------ Data
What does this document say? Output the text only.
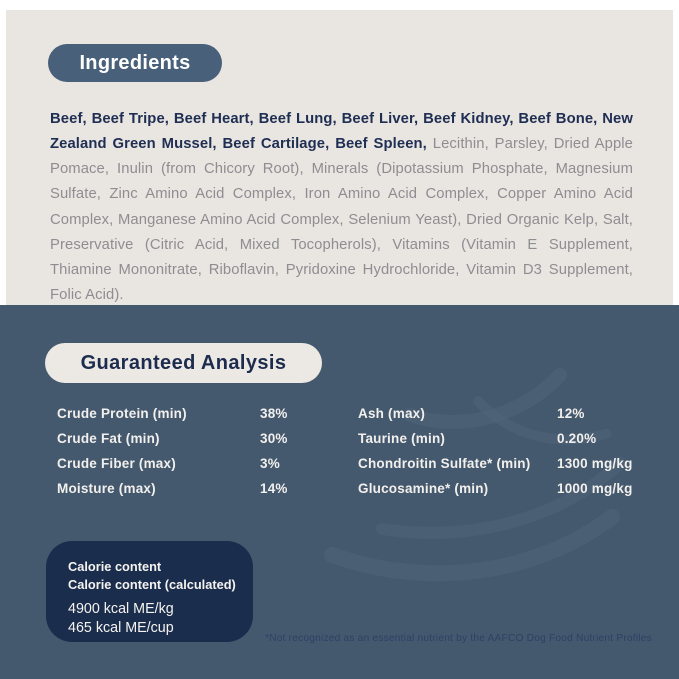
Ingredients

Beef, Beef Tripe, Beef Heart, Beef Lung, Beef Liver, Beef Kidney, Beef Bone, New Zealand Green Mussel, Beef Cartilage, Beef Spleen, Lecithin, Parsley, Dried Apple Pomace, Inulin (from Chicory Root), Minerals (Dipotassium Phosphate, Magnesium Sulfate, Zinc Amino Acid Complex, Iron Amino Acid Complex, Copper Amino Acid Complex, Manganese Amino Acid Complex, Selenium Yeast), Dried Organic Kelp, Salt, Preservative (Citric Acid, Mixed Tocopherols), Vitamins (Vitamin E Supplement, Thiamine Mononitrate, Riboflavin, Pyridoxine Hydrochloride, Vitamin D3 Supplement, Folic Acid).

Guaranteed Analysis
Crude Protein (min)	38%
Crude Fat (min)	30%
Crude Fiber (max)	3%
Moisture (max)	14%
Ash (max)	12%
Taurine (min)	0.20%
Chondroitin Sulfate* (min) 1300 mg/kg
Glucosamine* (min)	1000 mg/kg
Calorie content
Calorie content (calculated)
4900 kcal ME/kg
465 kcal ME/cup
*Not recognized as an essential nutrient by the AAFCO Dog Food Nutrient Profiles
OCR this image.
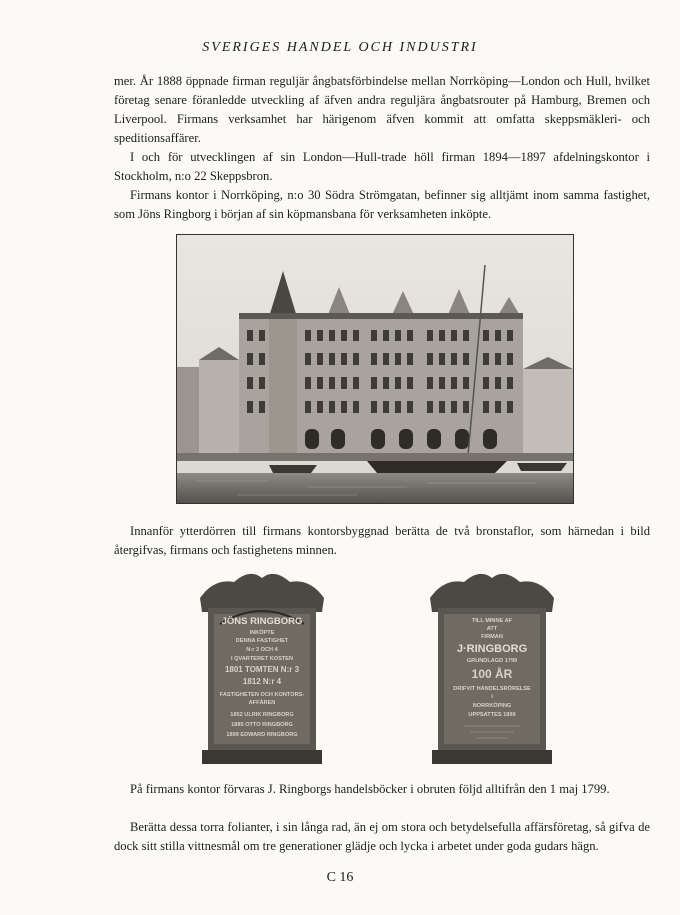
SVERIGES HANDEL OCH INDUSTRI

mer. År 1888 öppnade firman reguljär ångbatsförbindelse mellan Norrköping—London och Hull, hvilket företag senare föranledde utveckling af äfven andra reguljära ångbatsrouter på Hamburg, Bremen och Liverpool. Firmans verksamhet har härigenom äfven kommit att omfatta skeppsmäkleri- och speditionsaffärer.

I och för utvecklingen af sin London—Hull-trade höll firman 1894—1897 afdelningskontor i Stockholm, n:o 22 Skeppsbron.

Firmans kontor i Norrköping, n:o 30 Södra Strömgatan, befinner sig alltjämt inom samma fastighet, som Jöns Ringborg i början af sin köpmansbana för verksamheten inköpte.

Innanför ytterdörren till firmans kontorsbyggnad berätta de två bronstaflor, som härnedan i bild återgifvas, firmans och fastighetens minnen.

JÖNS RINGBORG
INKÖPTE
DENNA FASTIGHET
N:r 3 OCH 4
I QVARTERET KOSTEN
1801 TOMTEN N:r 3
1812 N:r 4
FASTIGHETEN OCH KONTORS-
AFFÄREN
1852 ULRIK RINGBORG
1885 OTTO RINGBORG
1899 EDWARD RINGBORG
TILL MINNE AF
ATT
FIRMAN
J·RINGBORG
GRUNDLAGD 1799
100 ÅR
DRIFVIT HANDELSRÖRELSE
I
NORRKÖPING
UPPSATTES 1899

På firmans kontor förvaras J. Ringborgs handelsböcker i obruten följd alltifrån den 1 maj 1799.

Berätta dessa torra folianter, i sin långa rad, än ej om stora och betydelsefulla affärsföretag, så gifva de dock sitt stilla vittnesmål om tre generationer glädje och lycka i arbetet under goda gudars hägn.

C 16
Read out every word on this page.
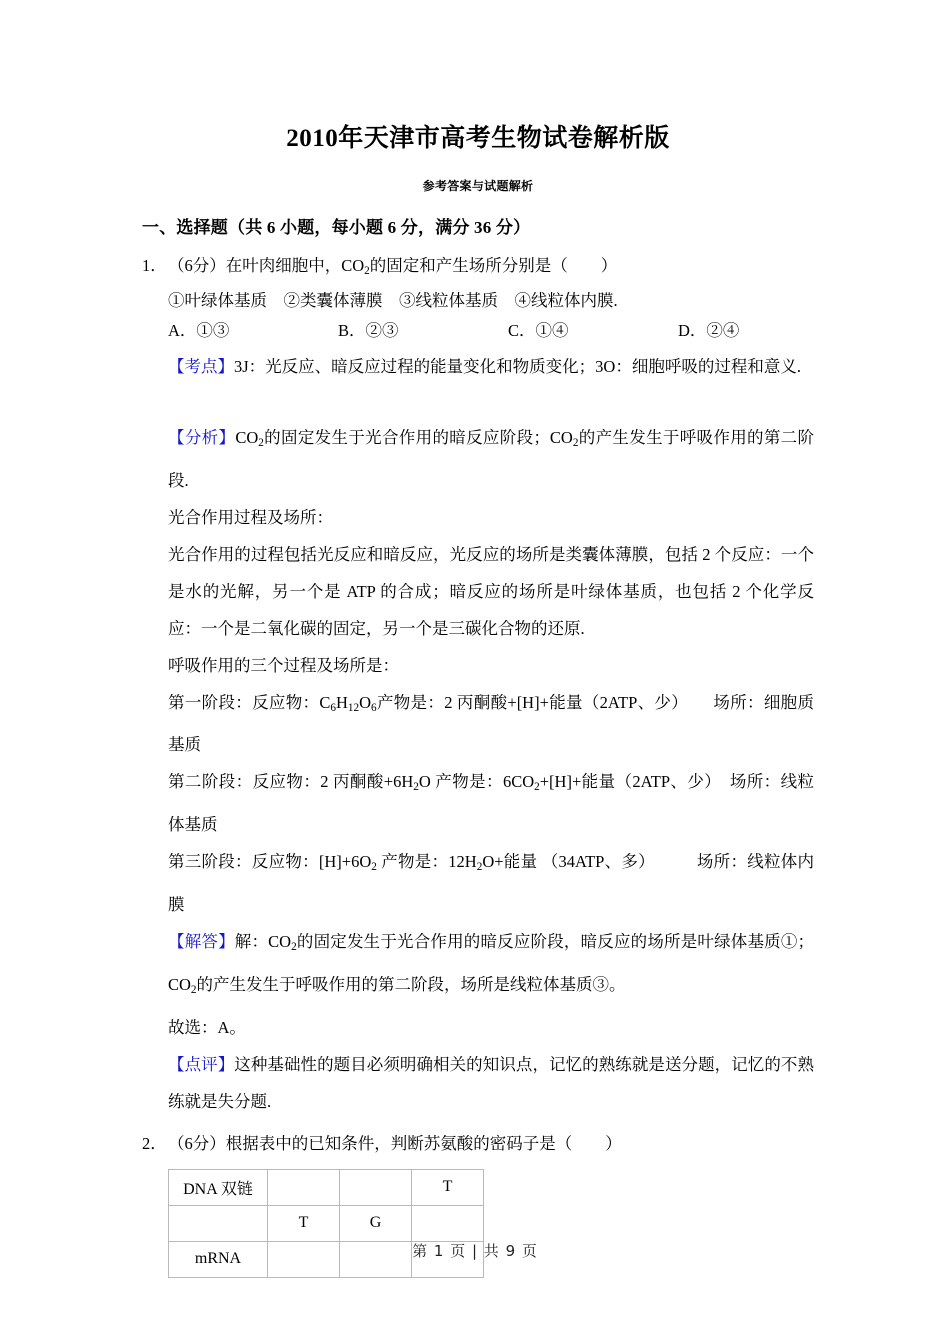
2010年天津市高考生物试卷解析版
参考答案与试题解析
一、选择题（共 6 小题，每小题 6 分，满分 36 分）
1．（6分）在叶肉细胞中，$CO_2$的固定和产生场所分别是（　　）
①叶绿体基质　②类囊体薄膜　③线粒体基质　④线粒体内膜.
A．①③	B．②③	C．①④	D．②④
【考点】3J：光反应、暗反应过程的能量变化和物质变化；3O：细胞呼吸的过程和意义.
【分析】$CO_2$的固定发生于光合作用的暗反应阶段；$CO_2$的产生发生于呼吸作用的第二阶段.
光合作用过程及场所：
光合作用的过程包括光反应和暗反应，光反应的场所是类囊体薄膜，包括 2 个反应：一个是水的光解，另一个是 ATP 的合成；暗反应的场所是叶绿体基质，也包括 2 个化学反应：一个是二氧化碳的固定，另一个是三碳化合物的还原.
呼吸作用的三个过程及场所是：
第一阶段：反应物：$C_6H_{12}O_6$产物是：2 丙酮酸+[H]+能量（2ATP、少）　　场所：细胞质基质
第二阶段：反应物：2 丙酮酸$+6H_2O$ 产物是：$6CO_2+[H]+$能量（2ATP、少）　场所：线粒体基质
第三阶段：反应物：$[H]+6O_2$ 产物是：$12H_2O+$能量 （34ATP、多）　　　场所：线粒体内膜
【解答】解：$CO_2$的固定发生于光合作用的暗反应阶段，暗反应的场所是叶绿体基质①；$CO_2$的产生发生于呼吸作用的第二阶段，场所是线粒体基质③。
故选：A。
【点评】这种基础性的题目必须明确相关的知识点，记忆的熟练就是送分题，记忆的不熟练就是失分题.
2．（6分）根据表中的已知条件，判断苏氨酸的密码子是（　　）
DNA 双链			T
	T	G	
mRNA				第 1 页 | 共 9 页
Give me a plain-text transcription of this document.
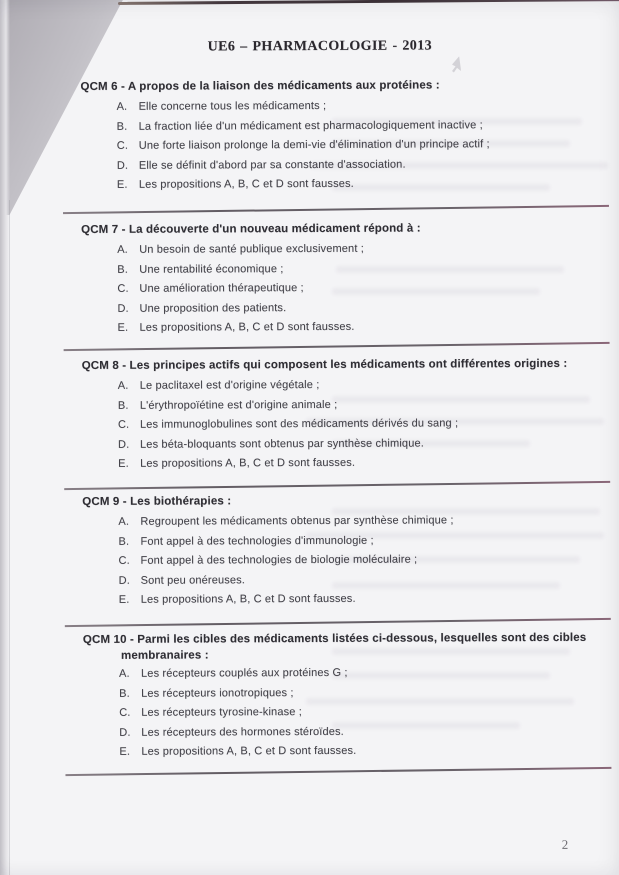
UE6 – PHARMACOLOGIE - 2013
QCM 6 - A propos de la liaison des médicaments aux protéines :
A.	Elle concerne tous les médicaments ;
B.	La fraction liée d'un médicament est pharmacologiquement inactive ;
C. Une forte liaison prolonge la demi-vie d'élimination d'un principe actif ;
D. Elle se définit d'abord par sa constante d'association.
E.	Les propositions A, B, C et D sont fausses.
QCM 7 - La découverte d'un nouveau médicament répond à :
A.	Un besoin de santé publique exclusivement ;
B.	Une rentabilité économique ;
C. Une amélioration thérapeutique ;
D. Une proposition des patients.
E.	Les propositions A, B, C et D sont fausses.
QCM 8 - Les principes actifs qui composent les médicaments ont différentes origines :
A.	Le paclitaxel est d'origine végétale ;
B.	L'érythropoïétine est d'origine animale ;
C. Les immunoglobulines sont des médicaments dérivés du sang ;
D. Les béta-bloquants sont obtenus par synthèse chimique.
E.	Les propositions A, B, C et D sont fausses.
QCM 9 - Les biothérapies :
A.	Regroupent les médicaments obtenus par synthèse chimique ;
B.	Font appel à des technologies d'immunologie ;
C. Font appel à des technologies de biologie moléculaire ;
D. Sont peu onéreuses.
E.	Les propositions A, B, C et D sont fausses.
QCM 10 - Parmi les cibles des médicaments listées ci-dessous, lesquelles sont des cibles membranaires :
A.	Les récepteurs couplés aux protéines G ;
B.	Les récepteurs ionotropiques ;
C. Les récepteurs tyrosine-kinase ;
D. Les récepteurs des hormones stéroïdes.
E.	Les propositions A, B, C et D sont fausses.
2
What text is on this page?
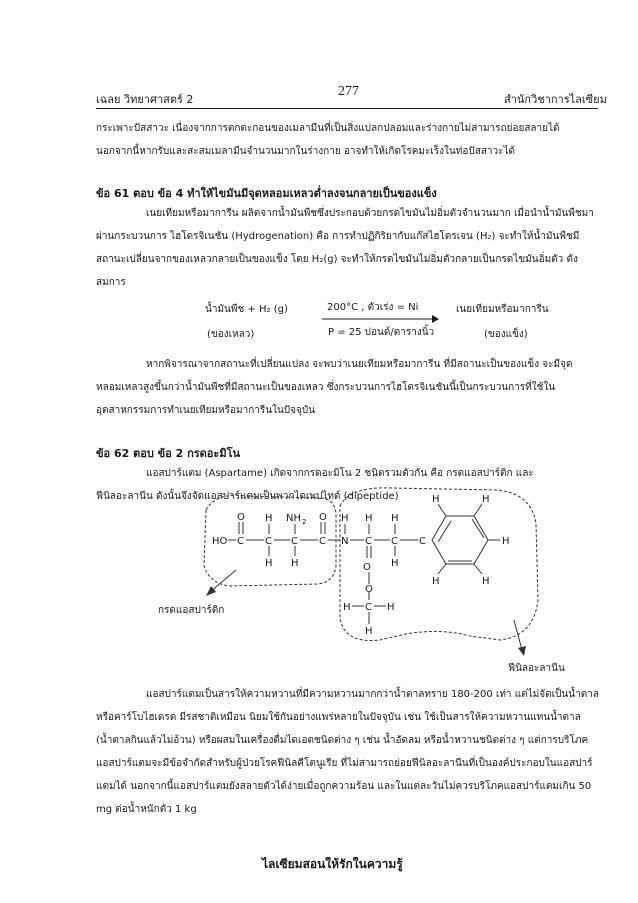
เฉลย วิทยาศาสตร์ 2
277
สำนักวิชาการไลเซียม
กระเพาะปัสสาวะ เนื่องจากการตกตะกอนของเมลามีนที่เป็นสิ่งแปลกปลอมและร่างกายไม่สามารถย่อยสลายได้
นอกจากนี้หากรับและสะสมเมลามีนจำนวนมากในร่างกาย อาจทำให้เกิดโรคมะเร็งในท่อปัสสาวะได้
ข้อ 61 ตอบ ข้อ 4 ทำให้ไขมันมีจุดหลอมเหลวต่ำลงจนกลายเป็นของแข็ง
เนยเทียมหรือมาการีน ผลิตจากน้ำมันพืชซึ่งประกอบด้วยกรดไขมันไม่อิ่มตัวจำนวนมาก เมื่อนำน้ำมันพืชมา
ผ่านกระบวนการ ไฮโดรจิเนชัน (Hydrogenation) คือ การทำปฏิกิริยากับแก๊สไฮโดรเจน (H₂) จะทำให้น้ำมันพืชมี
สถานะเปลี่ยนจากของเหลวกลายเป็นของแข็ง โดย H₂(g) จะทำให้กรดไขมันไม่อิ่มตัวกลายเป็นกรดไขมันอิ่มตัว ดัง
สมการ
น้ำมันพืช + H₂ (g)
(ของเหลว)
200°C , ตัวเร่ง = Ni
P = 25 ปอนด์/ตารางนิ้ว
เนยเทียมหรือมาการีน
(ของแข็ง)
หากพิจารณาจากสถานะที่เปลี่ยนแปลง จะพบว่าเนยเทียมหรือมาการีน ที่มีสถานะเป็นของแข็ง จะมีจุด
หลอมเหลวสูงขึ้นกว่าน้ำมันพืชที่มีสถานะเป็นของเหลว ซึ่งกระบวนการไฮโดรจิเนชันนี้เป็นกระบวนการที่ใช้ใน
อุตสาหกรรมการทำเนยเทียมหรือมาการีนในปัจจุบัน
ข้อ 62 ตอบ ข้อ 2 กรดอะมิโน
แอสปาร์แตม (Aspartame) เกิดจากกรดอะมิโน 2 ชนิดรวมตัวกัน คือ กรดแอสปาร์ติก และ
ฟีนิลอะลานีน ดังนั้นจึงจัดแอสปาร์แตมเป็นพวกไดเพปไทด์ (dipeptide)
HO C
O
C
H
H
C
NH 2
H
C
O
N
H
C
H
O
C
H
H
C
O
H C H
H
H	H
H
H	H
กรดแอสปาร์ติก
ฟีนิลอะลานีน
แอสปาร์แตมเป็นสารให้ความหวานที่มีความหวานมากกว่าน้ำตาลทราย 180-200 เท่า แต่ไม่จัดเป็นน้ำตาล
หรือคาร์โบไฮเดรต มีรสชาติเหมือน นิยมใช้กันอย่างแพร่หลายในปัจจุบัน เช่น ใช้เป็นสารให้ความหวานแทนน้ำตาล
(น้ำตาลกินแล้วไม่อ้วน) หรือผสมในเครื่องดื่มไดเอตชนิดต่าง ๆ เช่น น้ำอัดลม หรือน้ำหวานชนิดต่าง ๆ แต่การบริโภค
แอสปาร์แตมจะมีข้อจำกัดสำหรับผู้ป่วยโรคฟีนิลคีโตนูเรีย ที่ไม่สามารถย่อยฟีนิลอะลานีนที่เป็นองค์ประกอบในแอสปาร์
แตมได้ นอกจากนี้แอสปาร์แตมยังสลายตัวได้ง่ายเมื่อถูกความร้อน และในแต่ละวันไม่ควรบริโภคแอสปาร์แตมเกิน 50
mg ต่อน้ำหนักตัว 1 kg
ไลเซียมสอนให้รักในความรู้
------------
What this task involves
Note every line of the entries in which "page" appears, and copy it down.

Answer for the task
Read out every word on this page.
What text is on this page?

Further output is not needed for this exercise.